Write out each line of the listing as it stands, without the images.

--- Start of Available records ---

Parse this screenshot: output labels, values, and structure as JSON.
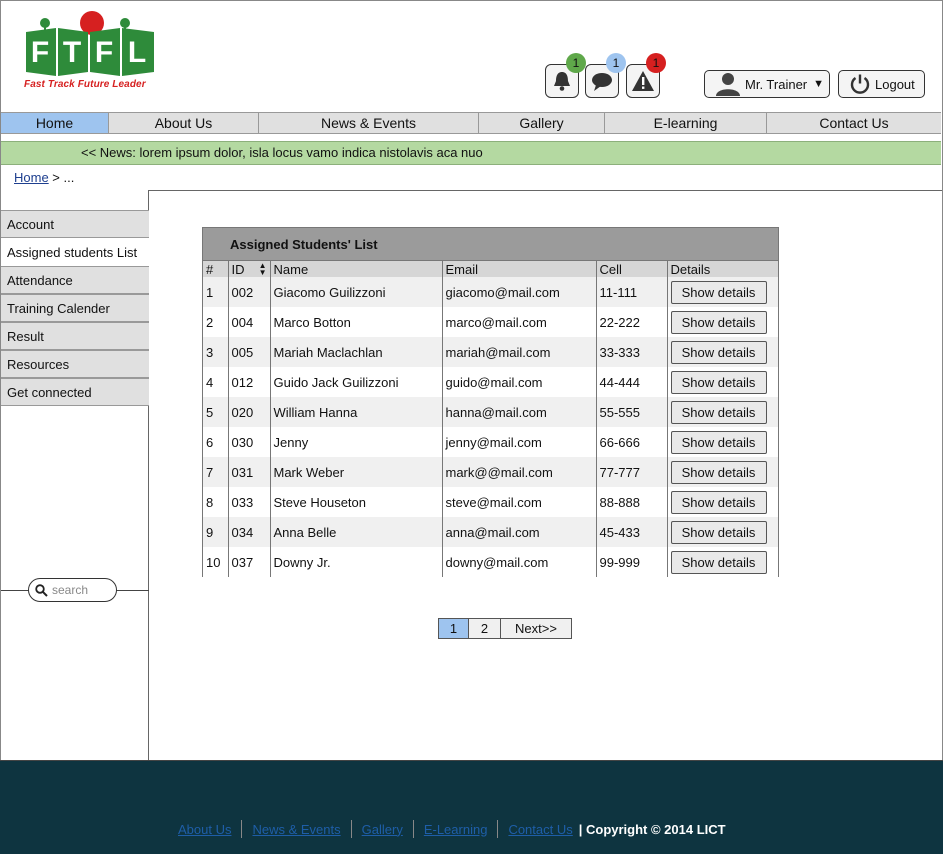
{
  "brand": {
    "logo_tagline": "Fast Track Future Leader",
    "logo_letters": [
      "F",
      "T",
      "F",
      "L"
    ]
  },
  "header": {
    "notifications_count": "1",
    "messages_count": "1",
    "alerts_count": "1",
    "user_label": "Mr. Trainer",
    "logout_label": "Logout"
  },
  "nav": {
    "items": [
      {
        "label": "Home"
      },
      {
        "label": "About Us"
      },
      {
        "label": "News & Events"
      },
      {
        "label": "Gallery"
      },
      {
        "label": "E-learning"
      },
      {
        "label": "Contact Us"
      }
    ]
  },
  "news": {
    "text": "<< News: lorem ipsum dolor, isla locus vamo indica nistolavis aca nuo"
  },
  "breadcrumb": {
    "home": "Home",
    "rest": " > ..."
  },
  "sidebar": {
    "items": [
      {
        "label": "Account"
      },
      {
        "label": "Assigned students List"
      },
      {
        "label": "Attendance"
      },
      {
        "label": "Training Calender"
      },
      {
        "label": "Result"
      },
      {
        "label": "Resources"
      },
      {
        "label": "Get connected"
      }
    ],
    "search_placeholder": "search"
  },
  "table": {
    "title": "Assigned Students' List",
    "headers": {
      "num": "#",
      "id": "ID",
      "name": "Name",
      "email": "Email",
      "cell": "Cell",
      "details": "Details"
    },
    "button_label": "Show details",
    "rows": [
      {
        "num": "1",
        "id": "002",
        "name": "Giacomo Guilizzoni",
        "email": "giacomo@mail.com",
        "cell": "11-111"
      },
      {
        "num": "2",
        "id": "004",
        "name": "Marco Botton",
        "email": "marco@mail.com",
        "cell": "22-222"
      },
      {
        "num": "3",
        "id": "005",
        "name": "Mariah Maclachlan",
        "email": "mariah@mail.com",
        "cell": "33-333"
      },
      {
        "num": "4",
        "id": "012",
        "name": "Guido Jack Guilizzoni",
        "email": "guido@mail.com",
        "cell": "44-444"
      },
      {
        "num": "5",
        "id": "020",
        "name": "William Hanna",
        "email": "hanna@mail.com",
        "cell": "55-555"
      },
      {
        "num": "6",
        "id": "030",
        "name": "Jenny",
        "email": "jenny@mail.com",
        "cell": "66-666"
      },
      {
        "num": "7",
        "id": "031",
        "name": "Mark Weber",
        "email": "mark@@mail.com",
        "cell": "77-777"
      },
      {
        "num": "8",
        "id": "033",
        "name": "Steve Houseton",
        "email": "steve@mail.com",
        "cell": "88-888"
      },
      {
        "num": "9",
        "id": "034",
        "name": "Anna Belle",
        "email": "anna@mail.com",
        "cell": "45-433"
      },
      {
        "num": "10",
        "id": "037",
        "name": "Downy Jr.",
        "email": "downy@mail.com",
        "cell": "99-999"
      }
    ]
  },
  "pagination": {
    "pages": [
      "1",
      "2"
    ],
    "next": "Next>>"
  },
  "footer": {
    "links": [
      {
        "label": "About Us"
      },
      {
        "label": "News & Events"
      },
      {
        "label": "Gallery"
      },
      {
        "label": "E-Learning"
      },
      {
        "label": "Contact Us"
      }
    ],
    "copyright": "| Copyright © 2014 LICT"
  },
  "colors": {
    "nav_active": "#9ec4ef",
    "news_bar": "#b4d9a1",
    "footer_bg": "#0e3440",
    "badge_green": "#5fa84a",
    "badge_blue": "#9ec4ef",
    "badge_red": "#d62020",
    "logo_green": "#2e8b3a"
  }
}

--- End of Available records ---

> Final answer:
Parse this screenshot: output labels, values, and structure as JSON.
{
  "brand": {
    "logo_tagline": "Fast Track Future Leader",
    "logo_letters": [
      "F",
      "T",
      "F",
      "L"
    ]
  },
  "header": {
    "notifications_count": "1",
    "messages_count": "1",
    "alerts_count": "1",
    "user_label": "Mr. Trainer",
    "logout_label": "Logout"
  },
  "nav": {
    "items": [
      {
        "label": "Home"
      },
      {
        "label": "About Us"
      },
      {
        "label": "News & Events"
      },
      {
        "label": "Gallery"
      },
      {
        "label": "E-learning"
      },
      {
        "label": "Contact Us"
      }
    ]
  },
  "news": {
    "text": "<< News: lorem ipsum dolor, isla locus vamo indica nistolavis aca nuo"
  },
  "breadcrumb": {
    "home": "Home",
    "rest": " > ..."
  },
  "sidebar": {
    "items": [
      {
        "label": "Account"
      },
      {
        "label": "Assigned students List"
      },
      {
        "label": "Attendance"
      },
      {
        "label": "Training Calender"
      },
      {
        "label": "Result"
      },
      {
        "label": "Resources"
      },
      {
        "label": "Get connected"
      }
    ],
    "search_placeholder": "search"
  },
  "table": {
    "title": "Assigned Students' List",
    "headers": {
      "num": "#",
      "id": "ID",
      "name": "Name",
      "email": "Email",
      "cell": "Cell",
      "details": "Details"
    },
    "button_label": "Show details",
    "rows": [
      {
        "num": "1",
        "id": "002",
        "name": "Giacomo Guilizzoni",
        "email": "giacomo@mail.com",
        "cell": "11-111"
      },
      {
        "num": "2",
        "id": "004",
        "name": "Marco Botton",
        "email": "marco@mail.com",
        "cell": "22-222"
      },
      {
        "num": "3",
        "id": "005",
        "name": "Mariah Maclachlan",
        "email": "mariah@mail.com",
        "cell": "33-333"
      },
      {
        "num": "4",
        "id": "012",
        "name": "Guido Jack Guilizzoni",
        "email": "guido@mail.com",
        "cell": "44-444"
      },
      {
        "num": "5",
        "id": "020",
        "name": "William Hanna",
        "email": "hanna@mail.com",
        "cell": "55-555"
      },
      {
        "num": "6",
        "id": "030",
        "name": "Jenny",
        "email": "jenny@mail.com",
        "cell": "66-666"
      },
      {
        "num": "7",
        "id": "031",
        "name": "Mark Weber",
        "email": "mark@@mail.com",
        "cell": "77-777"
      },
      {
        "num": "8",
        "id": "033",
        "name": "Steve Houseton",
        "email": "steve@mail.com",
        "cell": "88-888"
      },
      {
        "num": "9",
        "id": "034",
        "name": "Anna Belle",
        "email": "anna@mail.com",
        "cell": "45-433"
      },
      {
        "num": "10",
        "id": "037",
        "name": "Downy Jr.",
        "email": "downy@mail.com",
        "cell": "99-999"
      }
    ]
  },
  "pagination": {
    "pages": [
      "1",
      "2"
    ],
    "next": "Next>>"
  },
  "footer": {
    "links": [
      {
        "label": "About Us"
      },
      {
        "label": "News & Events"
      },
      {
        "label": "Gallery"
      },
      {
        "label": "E-Learning"
      },
      {
        "label": "Contact Us"
      }
    ],
    "copyright": "| Copyright © 2014 LICT"
  },
  "colors": {
    "nav_active": "#9ec4ef",
    "news_bar": "#b4d9a1",
    "footer_bg": "#0e3440",
    "badge_green": "#5fa84a",
    "badge_blue": "#9ec4ef",
    "badge_red": "#d62020",
    "logo_green": "#2e8b3a"
  }
}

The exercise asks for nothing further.